__SOURCE TEXT__
● ● ● ● ●

Govt moves to calm fears of non-doms – more sucking up to the super-rich from Labour

After Lord Bigby’s intervention in the debate, and much panic on the pages of the FT, here’s the U-turn:

The Treasury has been accused of climbing down over its plans to tax wealthy foreigners living in the UK, after it moved to clarify its position.The government aims to target non-domiciled foreigners who live in the UK but say their real home or “domicile” is elsewhere.

At present, these “non-doms” pay no tax in the UK on their overseas earnings.

The Treasury wants them to pay £30,000 a year, but now says it will not need full earnings details or back payments.

‘Misunderstandings’

Treasury Chief Secretary Yvette Cooper made the clarification in an interview with the BBC.

We don’t need to know the detail of people’s worldwide income if they are going to be paying the £30,000
Treasury Chief Secretary Yvette Cooper

She admitted that there had been “misunderstandings” over the government’s plans, because of the wording in the draft legislation document drawn up by officials.

● ● ● ● ●

__RAW RECORDS__
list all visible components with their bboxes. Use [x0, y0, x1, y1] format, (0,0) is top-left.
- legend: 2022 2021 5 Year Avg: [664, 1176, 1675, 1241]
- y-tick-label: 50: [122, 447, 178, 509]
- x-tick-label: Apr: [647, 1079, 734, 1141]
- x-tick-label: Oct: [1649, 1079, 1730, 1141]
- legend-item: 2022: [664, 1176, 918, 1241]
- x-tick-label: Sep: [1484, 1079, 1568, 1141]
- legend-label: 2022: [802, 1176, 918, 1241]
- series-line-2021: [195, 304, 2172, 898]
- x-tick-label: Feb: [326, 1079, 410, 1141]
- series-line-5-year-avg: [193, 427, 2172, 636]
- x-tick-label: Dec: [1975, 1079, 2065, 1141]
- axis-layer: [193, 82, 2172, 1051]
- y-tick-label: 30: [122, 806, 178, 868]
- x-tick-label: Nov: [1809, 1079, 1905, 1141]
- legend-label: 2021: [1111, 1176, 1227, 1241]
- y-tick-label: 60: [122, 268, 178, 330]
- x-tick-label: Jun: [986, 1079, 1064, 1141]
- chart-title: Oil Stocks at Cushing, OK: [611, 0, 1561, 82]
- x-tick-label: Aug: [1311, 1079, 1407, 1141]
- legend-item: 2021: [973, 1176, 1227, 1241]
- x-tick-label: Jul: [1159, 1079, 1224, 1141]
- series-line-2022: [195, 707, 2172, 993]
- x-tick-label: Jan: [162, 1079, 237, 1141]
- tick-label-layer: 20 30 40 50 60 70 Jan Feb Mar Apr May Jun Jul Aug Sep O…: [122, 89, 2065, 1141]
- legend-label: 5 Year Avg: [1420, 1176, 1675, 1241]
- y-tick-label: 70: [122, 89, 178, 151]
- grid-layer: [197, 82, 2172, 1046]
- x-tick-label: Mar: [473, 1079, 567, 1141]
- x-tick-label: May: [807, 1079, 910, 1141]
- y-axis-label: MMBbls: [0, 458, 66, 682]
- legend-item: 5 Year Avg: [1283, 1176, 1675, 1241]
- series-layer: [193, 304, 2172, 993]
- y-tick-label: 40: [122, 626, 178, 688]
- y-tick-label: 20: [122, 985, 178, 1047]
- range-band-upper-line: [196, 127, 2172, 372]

● ● ● ● ●

__PROBLEM REQUIREMENTS__
In the piece on taxing non-doms, who made the clarification in an interview with the BBC?

__EXERCISE OUTPUT__
Treasury Chief Secretary Yvette Cooper